▶ [Extracted records]
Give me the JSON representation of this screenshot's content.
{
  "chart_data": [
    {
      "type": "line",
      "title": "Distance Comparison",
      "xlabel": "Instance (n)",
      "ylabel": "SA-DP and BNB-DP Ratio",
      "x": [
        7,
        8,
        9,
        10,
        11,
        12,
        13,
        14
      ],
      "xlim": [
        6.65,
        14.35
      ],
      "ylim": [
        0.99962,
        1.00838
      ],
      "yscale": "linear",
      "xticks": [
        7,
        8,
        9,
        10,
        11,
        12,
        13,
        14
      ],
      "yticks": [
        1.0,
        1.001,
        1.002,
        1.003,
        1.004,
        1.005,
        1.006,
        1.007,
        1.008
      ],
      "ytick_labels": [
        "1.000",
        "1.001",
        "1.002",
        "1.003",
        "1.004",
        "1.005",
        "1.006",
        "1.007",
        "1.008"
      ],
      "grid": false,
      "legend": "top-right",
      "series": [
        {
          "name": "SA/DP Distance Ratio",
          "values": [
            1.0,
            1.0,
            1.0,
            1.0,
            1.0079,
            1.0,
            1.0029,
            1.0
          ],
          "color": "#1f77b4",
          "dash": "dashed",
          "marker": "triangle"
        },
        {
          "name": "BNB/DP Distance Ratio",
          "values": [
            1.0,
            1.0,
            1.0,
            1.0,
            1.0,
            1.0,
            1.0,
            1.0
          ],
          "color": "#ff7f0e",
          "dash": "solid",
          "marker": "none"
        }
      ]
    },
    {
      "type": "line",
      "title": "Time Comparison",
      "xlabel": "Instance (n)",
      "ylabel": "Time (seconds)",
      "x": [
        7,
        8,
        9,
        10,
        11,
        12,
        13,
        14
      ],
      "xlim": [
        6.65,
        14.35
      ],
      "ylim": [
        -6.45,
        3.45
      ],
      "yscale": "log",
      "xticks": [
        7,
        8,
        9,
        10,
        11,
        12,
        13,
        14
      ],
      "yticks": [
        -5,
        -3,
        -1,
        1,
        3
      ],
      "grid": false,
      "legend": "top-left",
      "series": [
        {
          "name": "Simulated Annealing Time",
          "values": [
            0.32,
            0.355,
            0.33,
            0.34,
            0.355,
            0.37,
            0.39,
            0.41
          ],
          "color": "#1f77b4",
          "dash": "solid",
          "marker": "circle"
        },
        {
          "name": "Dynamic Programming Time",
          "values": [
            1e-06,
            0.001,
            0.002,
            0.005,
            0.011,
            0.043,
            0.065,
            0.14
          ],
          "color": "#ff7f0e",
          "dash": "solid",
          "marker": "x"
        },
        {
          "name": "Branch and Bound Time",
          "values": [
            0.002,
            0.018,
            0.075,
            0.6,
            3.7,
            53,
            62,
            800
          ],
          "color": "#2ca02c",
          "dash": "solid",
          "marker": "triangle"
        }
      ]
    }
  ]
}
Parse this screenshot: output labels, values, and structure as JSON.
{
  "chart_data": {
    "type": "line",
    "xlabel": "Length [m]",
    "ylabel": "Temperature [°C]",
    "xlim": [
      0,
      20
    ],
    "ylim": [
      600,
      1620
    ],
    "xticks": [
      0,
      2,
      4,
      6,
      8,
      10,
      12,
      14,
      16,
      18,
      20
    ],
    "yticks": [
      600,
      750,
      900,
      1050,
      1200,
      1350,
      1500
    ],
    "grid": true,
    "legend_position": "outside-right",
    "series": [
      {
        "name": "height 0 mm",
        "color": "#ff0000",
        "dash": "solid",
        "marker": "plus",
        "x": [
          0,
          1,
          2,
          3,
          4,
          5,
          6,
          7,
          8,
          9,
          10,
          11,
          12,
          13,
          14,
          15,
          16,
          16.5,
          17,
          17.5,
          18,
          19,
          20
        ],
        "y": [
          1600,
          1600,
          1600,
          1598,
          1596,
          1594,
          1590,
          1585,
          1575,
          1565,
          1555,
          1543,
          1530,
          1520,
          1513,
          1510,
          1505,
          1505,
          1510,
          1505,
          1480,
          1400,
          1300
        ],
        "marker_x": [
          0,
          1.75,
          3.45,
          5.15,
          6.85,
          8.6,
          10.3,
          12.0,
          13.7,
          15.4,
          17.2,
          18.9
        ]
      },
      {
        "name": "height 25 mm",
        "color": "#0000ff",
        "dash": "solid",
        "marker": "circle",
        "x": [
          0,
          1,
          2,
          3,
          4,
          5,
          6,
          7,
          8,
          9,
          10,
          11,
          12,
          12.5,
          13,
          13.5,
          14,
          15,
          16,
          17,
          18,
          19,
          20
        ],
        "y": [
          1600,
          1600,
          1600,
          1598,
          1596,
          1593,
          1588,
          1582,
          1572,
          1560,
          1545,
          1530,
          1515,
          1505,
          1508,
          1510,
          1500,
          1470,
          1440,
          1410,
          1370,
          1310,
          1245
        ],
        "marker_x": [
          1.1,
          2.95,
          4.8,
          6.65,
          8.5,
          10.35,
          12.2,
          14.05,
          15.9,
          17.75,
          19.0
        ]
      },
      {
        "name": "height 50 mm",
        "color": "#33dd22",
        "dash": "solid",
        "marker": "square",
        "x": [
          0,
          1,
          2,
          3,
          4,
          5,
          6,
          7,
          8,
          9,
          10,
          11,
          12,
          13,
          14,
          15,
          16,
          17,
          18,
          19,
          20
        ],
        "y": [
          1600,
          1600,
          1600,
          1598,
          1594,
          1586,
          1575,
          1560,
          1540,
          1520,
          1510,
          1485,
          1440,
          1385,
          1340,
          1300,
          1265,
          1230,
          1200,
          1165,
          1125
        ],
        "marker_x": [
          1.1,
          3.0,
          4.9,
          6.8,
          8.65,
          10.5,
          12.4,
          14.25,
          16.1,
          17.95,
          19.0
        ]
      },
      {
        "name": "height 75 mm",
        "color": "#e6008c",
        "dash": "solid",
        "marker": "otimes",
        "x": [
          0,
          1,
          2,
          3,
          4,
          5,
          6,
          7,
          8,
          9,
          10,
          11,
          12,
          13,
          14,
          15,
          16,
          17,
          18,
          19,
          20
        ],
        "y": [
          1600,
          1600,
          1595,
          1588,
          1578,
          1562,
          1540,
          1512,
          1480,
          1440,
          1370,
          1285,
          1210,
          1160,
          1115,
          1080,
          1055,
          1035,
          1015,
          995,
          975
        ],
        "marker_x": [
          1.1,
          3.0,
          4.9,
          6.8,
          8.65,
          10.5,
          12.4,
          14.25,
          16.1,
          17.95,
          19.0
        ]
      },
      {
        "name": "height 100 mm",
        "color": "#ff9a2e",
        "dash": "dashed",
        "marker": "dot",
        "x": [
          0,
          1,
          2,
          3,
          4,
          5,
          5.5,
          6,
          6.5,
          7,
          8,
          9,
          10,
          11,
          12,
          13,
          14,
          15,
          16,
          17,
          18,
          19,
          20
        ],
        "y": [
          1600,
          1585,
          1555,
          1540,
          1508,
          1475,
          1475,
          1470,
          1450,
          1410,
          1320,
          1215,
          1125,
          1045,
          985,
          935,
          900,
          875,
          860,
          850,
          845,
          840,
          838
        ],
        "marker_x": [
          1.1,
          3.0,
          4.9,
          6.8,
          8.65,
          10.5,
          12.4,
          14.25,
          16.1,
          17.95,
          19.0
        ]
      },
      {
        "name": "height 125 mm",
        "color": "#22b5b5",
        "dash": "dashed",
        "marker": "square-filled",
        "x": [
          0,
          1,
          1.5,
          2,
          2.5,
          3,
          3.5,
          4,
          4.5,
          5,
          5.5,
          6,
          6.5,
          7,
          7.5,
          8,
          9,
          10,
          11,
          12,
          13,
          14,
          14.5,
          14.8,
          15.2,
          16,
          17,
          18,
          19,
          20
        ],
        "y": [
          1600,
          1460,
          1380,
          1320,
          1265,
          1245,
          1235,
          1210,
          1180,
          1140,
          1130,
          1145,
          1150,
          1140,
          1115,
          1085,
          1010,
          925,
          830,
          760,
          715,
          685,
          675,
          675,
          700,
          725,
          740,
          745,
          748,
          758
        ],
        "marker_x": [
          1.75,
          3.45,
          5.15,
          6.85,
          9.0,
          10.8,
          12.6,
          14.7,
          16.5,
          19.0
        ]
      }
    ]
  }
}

▶ [What is expected] Note every line above where the string "Comparison" shows up, and copy those lines.

▶ [Answer to this task]
      "title": "Distance Comparison",
      "title": "Time Comparison",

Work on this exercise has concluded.